Source data
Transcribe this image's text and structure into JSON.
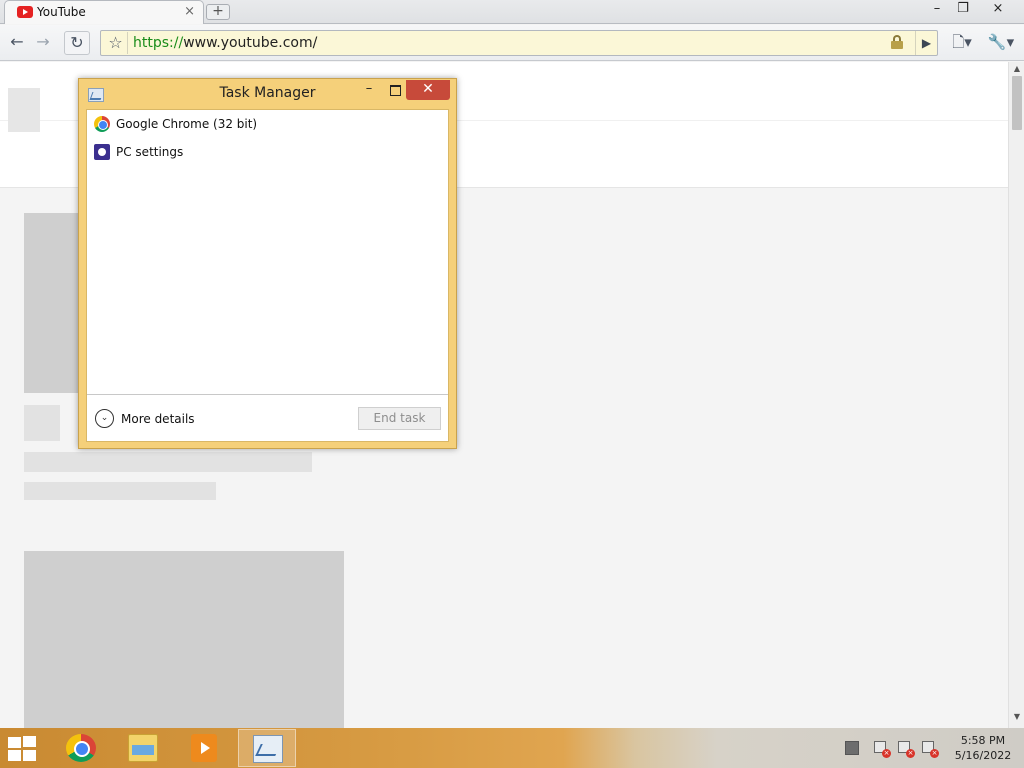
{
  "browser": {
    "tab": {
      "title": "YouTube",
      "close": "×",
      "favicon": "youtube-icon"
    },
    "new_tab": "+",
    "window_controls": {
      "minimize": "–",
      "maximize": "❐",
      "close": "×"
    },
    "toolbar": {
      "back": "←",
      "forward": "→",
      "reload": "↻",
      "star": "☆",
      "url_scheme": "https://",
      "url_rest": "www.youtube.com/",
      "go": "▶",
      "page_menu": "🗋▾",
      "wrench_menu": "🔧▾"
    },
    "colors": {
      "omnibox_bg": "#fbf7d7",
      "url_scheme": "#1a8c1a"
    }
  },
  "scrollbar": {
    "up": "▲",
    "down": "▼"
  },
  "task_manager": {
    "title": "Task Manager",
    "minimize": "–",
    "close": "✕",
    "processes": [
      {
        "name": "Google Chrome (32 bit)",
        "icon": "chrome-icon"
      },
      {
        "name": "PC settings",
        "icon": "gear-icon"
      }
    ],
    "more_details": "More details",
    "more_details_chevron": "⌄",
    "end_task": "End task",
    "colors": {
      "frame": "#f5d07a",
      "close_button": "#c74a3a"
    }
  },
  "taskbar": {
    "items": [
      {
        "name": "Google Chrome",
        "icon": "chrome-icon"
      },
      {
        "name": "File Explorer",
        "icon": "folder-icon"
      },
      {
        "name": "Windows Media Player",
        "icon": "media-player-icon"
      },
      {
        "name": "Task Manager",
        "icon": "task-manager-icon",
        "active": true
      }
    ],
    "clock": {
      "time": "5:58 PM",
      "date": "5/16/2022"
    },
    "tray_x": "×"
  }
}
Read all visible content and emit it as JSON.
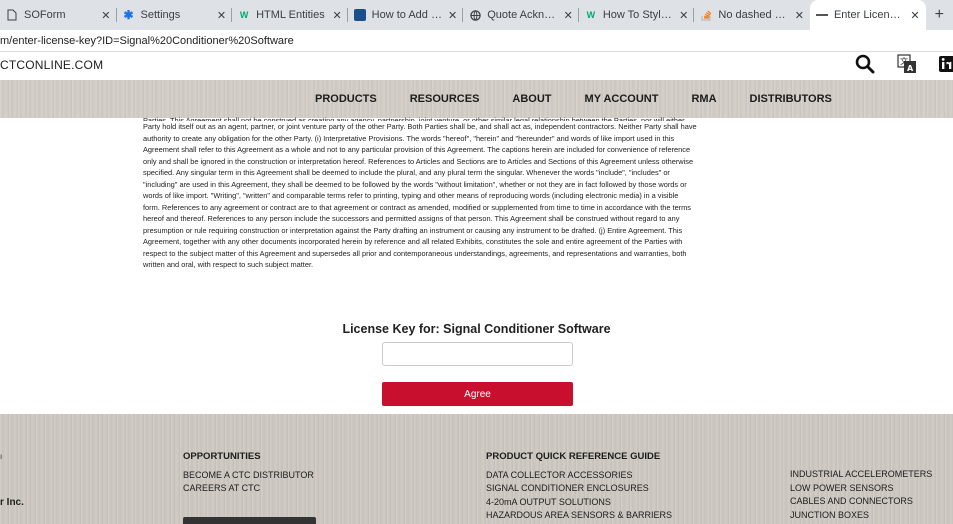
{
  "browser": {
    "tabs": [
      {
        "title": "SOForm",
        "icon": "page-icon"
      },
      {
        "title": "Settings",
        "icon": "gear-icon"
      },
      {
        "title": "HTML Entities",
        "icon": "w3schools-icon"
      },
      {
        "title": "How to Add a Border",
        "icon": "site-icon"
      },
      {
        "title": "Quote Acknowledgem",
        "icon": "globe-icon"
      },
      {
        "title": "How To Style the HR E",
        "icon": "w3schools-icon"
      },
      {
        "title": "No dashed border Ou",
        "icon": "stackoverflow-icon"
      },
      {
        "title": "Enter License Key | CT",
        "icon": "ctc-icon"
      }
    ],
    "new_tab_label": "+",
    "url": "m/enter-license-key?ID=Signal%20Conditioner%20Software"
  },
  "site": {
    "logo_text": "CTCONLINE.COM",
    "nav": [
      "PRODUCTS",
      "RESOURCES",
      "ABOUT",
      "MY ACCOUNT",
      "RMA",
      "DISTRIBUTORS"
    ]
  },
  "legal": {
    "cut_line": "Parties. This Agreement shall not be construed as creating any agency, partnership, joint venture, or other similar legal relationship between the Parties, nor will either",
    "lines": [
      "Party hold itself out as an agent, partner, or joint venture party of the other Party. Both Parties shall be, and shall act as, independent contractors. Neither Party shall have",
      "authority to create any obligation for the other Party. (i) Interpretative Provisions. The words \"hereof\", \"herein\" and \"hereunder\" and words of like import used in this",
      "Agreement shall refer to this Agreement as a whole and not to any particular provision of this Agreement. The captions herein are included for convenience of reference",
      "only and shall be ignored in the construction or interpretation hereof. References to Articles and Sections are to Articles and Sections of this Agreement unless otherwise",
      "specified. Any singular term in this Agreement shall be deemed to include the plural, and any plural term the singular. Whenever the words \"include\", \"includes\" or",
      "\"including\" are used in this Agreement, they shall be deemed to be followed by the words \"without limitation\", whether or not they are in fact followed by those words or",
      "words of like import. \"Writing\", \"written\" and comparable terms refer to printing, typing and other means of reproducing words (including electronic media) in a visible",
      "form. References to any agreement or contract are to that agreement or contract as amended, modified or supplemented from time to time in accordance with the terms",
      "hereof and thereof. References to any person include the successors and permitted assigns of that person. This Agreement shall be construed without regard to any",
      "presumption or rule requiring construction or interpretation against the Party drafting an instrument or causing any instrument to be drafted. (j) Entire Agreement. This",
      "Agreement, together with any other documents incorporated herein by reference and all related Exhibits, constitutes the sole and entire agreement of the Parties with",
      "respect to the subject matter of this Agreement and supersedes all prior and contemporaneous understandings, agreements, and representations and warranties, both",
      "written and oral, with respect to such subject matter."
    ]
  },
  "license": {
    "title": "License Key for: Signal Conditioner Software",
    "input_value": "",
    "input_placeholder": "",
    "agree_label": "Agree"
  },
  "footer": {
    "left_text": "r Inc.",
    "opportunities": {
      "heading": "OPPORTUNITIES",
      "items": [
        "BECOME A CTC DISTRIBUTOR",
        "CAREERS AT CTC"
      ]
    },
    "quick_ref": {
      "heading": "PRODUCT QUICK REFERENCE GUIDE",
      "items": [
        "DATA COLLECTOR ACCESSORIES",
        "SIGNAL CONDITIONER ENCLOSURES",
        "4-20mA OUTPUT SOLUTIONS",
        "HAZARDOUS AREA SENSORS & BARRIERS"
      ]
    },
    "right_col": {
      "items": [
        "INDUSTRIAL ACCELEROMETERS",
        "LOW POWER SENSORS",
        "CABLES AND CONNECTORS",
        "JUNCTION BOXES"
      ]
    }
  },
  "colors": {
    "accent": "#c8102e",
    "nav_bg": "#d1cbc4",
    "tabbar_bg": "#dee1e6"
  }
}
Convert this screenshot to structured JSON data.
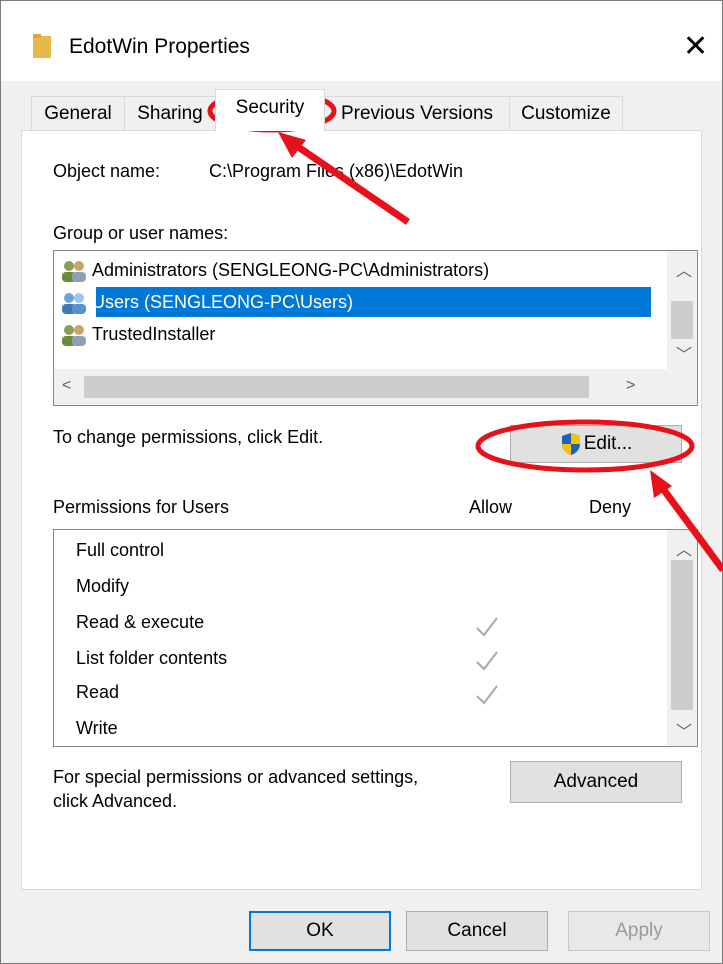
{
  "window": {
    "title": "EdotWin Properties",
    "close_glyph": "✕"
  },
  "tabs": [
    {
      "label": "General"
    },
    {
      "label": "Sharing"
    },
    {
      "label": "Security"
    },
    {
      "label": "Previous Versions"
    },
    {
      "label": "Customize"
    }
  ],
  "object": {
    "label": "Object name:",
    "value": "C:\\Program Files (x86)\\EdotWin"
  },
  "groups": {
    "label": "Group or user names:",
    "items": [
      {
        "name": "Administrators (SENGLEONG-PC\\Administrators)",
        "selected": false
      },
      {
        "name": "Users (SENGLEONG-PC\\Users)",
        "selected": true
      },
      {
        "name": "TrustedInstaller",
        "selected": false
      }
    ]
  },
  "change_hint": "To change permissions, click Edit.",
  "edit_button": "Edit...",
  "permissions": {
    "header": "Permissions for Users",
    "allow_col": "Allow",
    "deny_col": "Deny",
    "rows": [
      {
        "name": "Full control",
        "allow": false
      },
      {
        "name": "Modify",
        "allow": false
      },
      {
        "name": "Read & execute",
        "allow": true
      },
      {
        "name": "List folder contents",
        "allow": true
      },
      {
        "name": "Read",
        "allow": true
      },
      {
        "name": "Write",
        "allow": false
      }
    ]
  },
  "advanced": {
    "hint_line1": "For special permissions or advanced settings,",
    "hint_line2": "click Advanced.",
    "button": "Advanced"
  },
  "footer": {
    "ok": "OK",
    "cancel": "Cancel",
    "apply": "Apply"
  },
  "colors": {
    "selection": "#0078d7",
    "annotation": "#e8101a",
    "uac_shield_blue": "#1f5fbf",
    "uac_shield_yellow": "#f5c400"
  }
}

What this task involves
Repeat the material above verbatim, with no pictures in the output.

The reply
Transcribe this image's text and structure into JSON.
{
  "browser": {
    "tab": {
      "title": "YouTube",
      "close": "×",
      "favicon": "youtube-icon"
    },
    "new_tab": "+",
    "window_controls": {
      "minimize": "–",
      "maximize": "❐",
      "close": "×"
    },
    "toolbar": {
      "back": "←",
      "forward": "→",
      "reload": "↻",
      "star": "☆",
      "url_scheme": "https://",
      "url_rest": "www.youtube.com/",
      "go": "▶",
      "page_menu": "🗋▾",
      "wrench_menu": "🔧▾"
    },
    "colors": {
      "omnibox_bg": "#fbf7d7",
      "url_scheme": "#1a8c1a"
    }
  },
  "scrollbar": {
    "up": "▲",
    "down": "▼"
  },
  "task_manager": {
    "title": "Task Manager",
    "minimize": "–",
    "close": "✕",
    "processes": [
      {
        "name": "Google Chrome (32 bit)",
        "icon": "chrome-icon"
      },
      {
        "name": "PC settings",
        "icon": "gear-icon"
      }
    ],
    "more_details": "More details",
    "more_details_chevron": "⌄",
    "end_task": "End task",
    "colors": {
      "frame": "#f5d07a",
      "close_button": "#c74a3a"
    }
  },
  "taskbar": {
    "items": [
      {
        "name": "Google Chrome",
        "icon": "chrome-icon"
      },
      {
        "name": "File Explorer",
        "icon": "folder-icon"
      },
      {
        "name": "Windows Media Player",
        "icon": "media-player-icon"
      },
      {
        "name": "Task Manager",
        "icon": "task-manager-icon",
        "active": true
      }
    ],
    "clock": {
      "time": "5:58 PM",
      "date": "5/16/2022"
    },
    "tray_x": "×"
  }
}
Read all visible content and emit it as JSON.
{
  "browser": {
    "tabs": [
      {
        "title": "SOForm",
        "icon": "page-icon"
      },
      {
        "title": "Settings",
        "icon": "gear-icon"
      },
      {
        "title": "HTML Entities",
        "icon": "w3schools-icon"
      },
      {
        "title": "How to Add a Border",
        "icon": "site-icon"
      },
      {
        "title": "Quote Acknowledgem",
        "icon": "globe-icon"
      },
      {
        "title": "How To Style the HR E",
        "icon": "w3schools-icon"
      },
      {
        "title": "No dashed border Ou",
        "icon": "stackoverflow-icon"
      },
      {
        "title": "Enter License Key | CT",
        "icon": "ctc-icon"
      }
    ],
    "new_tab_label": "+",
    "url": "m/enter-license-key?ID=Signal%20Conditioner%20Software"
  },
  "site": {
    "logo_text": "CTCONLINE.COM",
    "nav": [
      "PRODUCTS",
      "RESOURCES",
      "ABOUT",
      "MY ACCOUNT",
      "RMA",
      "DISTRIBUTORS"
    ]
  },
  "legal": {
    "cut_line": "Parties. This Agreement shall not be construed as creating any agency, partnership, joint venture, or other similar legal relationship between the Parties, nor will either",
    "lines": [
      "Party hold itself out as an agent, partner, or joint venture party of the other Party. Both Parties shall be, and shall act as, independent contractors. Neither Party shall have",
      "authority to create any obligation for the other Party. (i) Interpretative Provisions. The words \"hereof\", \"herein\" and \"hereunder\" and words of like import used in this",
      "Agreement shall refer to this Agreement as a whole and not to any particular provision of this Agreement. The captions herein are included for convenience of reference",
      "only and shall be ignored in the construction or interpretation hereof. References to Articles and Sections are to Articles and Sections of this Agreement unless otherwise",
      "specified. Any singular term in this Agreement shall be deemed to include the plural, and any plural term the singular. Whenever the words \"include\", \"includes\" or",
      "\"including\" are used in this Agreement, they shall be deemed to be followed by the words \"without limitation\", whether or not they are in fact followed by those words or",
      "words of like import. \"Writing\", \"written\" and comparable terms refer to printing, typing and other means of reproducing words (including electronic media) in a visible",
      "form. References to any agreement or contract are to that agreement or contract as amended, modified or supplemented from time to time in accordance with the terms",
      "hereof and thereof. References to any person include the successors and permitted assigns of that person. This Agreement shall be construed without regard to any",
      "presumption or rule requiring construction or interpretation against the Party drafting an instrument or causing any instrument to be drafted. (j) Entire Agreement. This",
      "Agreement, together with any other documents incorporated herein by reference and all related Exhibits, constitutes the sole and entire agreement of the Parties with",
      "respect to the subject matter of this Agreement and supersedes all prior and contemporaneous understandings, agreements, and representations and warranties, both",
      "written and oral, with respect to such subject matter."
    ]
  },
  "license": {
    "title": "License Key for: Signal Conditioner Software",
    "input_value": "",
    "input_placeholder": "",
    "agree_label": "Agree"
  },
  "footer": {
    "left_text": "r Inc.",
    "opportunities": {
      "heading": "OPPORTUNITIES",
      "items": [
        "BECOME A CTC DISTRIBUTOR",
        "CAREERS AT CTC"
      ]
    },
    "quick_ref": {
      "heading": "PRODUCT QUICK REFERENCE GUIDE",
      "items": [
        "DATA COLLECTOR ACCESSORIES",
        "SIGNAL CONDITIONER ENCLOSURES",
        "4-20mA OUTPUT SOLUTIONS",
        "HAZARDOUS AREA SENSORS & BARRIERS"
      ]
    },
    "right_col": {
      "items": [
        "INDUSTRIAL ACCELEROMETERS",
        "LOW POWER SENSORS",
        "CABLES AND CONNECTORS",
        "JUNCTION BOXES"
      ]
    }
  },
  "colors": {
    "accent": "#c8102e",
    "nav_bg": "#d1cbc4",
    "tabbar_bg": "#dee1e6"
  }
}
Convert this screenshot to structured JSON data.
{
  "window": {
    "title": "EdotWin Properties",
    "close_glyph": "✕"
  },
  "tabs": [
    {
      "label": "General"
    },
    {
      "label": "Sharing"
    },
    {
      "label": "Security"
    },
    {
      "label": "Previous Versions"
    },
    {
      "label": "Customize"
    }
  ],
  "object": {
    "label": "Object name:",
    "value": "C:\\Program Files (x86)\\EdotWin"
  },
  "groups": {
    "label": "Group or user names:",
    "items": [
      {
        "name": "Administrators (SENGLEONG-PC\\Administrators)",
        "selected": false
      },
      {
        "name": "Users (SENGLEONG-PC\\Users)",
        "selected": true
      },
      {
        "name": "TrustedInstaller",
        "selected": false
      }
    ]
  },
  "change_hint": "To change permissions, click Edit.",
  "edit_button": "Edit...",
  "permissions": {
    "header": "Permissions for Users",
    "allow_col": "Allow",
    "deny_col": "Deny",
    "rows": [
      {
        "name": "Full control",
        "allow": false
      },
      {
        "name": "Modify",
        "allow": false
      },
      {
        "name": "Read & execute",
        "allow": true
      },
      {
        "name": "List folder contents",
        "allow": true
      },
      {
        "name": "Read",
        "allow": true
      },
      {
        "name": "Write",
        "allow": false
      }
    ]
  },
  "advanced": {
    "hint_line1": "For special permissions or advanced settings,",
    "hint_line2": "click Advanced.",
    "button": "Advanced"
  },
  "footer": {
    "ok": "OK",
    "cancel": "Cancel",
    "apply": "Apply"
  },
  "colors": {
    "selection": "#0078d7",
    "annotation": "#e8101a",
    "uac_shield_blue": "#1f5fbf",
    "uac_shield_yellow": "#f5c400"
  }
}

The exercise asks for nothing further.